Job 1: According to the 1786 letters from Paris, how many prisoners are held at Algiers in all?

[Begin Page text]

PARIS, August 8, 1786.

SIR, I have been duly honored with your favor of July 28. I have in consequence thereof reconsidered the order of Council of Berny, and it appears to me to extend as much to the southern ports of France as to the western; and that for tobacco delivered in any port where there is no manufacture, only thirty sols per quintal is to be deducted. The farmers may perhaps evade the purchase of tobacco in a port convenient to them by purchasing the whole quantity in other ports. I shall readily lend my aid to promote the mercantile intercourse between your port and the United States whenever I can aid it. For the present, it is much restrained by the danger of capture by the piratical States.

I have the honor to be, with much respect, Sir, your most obedient, and most humble servant.

TO GOVERNOR HENRY.

PARIS, August 9, 1786.

SIR, I have duly received the honor of your Excellency's letter of May 17, 1786, on the subject of Captain Green, sup

posed to be in captivity with the Algerines. I wish I could have communicated the agreeable news that this supposition was well founded, and I should not have hesitated to gratify as well your Excellency as the worthy father of Captain Green, by doing whatever would have been necessary for his redemption. But we have certainly no such prisoner at Algiers. We have there twenty-one prisoners in all. Of these only four are Americans by birth. Three of these are Captains, of the names of O'Brian, Stephens, and Coffyn. There were only two vessels taken by the Algerines, one commanded by O'Brian, the other by Stephens. Coffyn, I believe, was a supercargo. The Moors took one vessel from Philadelphia, which they gave up again with the crew. No other captures have been made on us by any of the piratical States. I wish I could say we were likely to be secure against future captures. With Morocco I have hope we shall; but the States of Algiers, Tunis and Tripoli hold their peace at a price which would be felt by every man in his settlement with the tax-gatherer.

I have the honor to be, with sentiments of the highest respect, your Excellency's most obedient, and most humble servant.

P. S. August 13, 1786. I have this morning received information from Mr. Barclay that our peace with the Emperor of Morocco would be pretty certainly signed in a few days. This leaves us the Atlantic free. Algiers, Tunis and Tripoli, however, remaining hostile, will shut up the Mediterranean to us. The two latter never come into the Atlantic; the Algerines rarely, and but a little way out of the Straits. In Mr. Barclay's letter is this paragraph, "There is a young man now under my care, who has been a slave sometime with the Arabs in the desert." His name is James Mercier, born at the town of Suffolk, Nansemond County, Virginia. The King sent him after the first audience, and I shall take him to Spain. On Mr. Barclay's return to Spain, he shall find there a letter from me to forward this young man to his own country, for the expenses of which I will make myself responsible.

[End Page text]
[Begin Dataset rows]

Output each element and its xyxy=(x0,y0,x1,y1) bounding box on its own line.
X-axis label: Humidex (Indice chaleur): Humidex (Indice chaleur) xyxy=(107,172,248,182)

[End Dataset rows]
[Begin Dataset rows]

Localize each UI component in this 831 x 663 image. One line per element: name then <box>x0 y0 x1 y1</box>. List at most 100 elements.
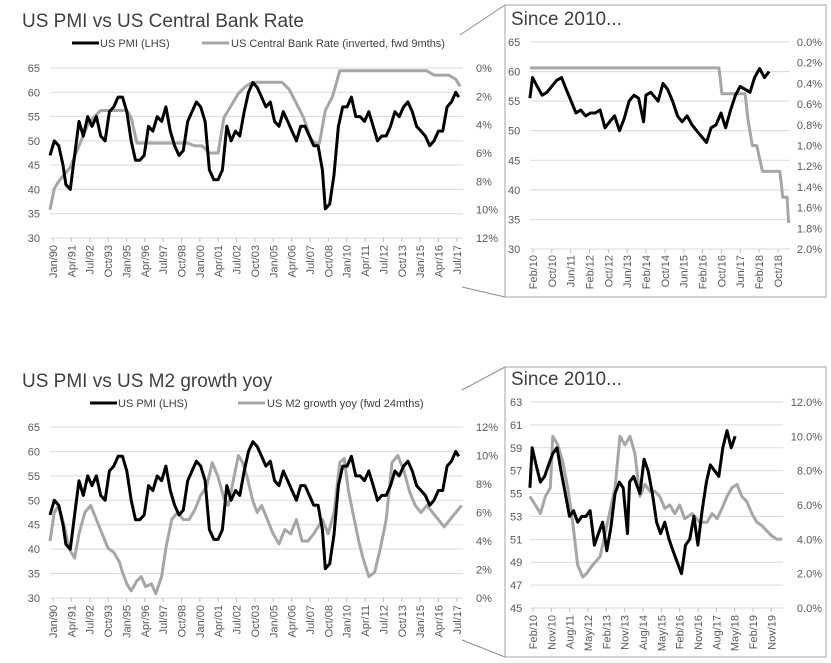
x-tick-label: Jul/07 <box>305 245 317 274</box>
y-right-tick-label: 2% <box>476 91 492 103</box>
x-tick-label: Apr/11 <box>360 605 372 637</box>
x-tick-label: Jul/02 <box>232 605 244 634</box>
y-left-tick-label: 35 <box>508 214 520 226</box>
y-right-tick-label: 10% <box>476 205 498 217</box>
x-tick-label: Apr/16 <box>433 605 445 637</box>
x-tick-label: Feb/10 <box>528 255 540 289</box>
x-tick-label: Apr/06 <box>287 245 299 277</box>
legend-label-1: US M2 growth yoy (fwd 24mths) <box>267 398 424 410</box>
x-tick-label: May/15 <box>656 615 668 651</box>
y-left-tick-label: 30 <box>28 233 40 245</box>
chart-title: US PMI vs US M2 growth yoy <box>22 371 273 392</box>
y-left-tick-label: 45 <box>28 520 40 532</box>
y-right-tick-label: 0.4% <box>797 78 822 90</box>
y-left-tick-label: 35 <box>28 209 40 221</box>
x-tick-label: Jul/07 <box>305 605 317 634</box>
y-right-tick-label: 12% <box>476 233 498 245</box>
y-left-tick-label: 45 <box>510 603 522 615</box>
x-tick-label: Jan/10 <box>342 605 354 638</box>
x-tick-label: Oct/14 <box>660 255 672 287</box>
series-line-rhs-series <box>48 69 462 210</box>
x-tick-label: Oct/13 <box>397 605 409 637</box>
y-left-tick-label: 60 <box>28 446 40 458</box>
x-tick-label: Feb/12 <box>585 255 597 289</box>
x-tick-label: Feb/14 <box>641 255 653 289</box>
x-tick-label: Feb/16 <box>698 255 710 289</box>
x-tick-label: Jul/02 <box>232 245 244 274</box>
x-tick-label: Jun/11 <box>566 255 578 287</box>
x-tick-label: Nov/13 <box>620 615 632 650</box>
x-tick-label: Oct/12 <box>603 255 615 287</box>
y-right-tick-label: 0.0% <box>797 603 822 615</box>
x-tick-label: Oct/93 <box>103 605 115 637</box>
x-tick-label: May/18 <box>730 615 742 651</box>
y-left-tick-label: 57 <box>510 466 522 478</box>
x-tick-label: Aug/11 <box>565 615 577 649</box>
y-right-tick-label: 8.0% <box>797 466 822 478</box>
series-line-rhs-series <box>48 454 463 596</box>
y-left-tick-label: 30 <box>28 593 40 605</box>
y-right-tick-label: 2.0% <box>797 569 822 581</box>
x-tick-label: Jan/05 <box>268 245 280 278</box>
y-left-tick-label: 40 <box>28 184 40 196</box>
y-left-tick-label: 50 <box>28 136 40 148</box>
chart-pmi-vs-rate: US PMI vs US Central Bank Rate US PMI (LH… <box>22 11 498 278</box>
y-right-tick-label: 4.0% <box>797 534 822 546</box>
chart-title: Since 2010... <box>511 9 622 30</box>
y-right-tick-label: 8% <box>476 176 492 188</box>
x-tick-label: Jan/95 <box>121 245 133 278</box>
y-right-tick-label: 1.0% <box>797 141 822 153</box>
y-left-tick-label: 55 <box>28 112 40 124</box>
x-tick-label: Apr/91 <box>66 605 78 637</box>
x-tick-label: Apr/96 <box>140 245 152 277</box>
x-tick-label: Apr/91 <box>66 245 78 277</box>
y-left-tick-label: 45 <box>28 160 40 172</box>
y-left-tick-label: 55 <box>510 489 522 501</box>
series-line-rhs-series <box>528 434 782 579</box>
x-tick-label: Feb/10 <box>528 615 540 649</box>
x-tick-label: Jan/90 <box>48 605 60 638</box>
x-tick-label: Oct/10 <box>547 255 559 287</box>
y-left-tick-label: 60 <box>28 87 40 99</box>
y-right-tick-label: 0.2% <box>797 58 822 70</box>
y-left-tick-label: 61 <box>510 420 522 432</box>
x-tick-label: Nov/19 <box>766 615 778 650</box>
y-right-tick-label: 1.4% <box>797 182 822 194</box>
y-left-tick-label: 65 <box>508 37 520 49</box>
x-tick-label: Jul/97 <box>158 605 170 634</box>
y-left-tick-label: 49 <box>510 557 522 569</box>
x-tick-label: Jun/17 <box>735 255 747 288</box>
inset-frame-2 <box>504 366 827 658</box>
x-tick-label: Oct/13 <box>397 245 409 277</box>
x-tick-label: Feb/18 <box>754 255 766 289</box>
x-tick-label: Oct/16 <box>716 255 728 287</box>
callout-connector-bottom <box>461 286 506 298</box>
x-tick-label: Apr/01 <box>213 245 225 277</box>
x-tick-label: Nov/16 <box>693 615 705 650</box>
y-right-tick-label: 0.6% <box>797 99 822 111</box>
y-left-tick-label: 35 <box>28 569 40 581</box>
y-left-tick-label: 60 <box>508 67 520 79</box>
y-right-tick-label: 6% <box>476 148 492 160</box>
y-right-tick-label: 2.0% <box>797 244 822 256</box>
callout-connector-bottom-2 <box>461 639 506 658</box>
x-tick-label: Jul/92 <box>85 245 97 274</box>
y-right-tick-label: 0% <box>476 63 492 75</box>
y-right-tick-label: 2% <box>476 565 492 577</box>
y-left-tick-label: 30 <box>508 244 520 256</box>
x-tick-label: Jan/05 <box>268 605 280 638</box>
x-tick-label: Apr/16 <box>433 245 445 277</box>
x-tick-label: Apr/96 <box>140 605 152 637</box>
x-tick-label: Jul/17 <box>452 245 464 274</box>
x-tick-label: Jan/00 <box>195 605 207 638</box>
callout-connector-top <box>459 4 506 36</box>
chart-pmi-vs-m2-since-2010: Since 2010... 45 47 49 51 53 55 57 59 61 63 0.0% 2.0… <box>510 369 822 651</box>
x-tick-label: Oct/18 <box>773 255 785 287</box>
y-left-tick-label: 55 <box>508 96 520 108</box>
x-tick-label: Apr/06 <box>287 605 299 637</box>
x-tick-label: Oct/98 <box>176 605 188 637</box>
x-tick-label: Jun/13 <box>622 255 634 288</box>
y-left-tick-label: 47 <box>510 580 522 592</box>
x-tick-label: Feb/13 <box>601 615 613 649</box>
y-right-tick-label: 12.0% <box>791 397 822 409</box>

[End Dataset rows]
[Begin Dataset rows]

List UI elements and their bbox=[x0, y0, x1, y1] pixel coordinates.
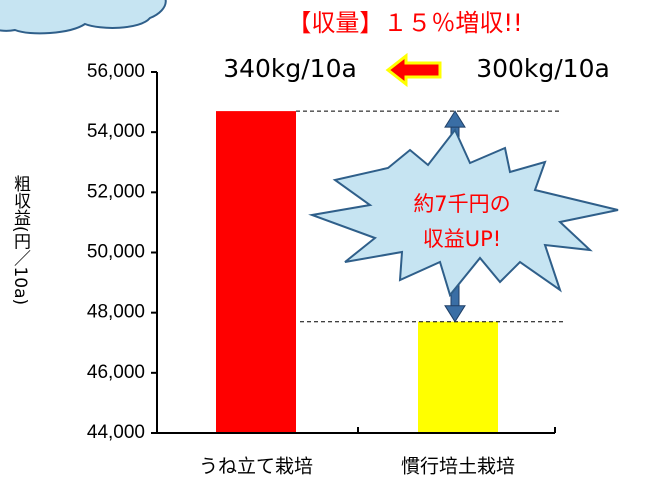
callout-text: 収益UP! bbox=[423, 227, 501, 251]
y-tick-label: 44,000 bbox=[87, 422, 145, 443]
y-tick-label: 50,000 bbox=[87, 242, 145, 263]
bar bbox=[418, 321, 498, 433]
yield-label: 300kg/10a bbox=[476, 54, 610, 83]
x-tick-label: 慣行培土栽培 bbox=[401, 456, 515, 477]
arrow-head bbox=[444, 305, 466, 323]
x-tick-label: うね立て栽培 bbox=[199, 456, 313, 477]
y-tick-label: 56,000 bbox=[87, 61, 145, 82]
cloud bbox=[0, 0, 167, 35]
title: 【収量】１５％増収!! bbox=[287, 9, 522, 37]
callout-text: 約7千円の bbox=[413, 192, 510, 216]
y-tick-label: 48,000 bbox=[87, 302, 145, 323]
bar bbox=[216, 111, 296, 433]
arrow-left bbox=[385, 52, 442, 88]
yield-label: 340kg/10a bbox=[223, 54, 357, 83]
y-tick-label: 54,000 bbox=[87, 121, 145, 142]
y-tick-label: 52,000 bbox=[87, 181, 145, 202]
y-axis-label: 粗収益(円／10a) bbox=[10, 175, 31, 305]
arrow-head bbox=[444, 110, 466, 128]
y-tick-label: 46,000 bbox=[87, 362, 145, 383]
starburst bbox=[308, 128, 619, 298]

[End Dataset rows]

Job 2: In the rows, change "x-tick-label" to "x-axis-label" everywhere from the line containing "Localize each UI" down to the line containing "x-tick-label: Apr/11 <box>360", both included, keeping everything else the same. Return only those lines, and leave the pictures out.

Response 1: Twenty-one.

Response 2:
Localize each UI component in this 831 x 663 image. One line per element: name then <box>x0 y0 x1 y1</box>. List at most 100 elements.
x-axis-label: Jul/07 <box>305 245 317 274</box>
y-right-tick-label: 2% <box>476 91 492 103</box>
x-axis-label: Apr/11 <box>360 605 372 637</box>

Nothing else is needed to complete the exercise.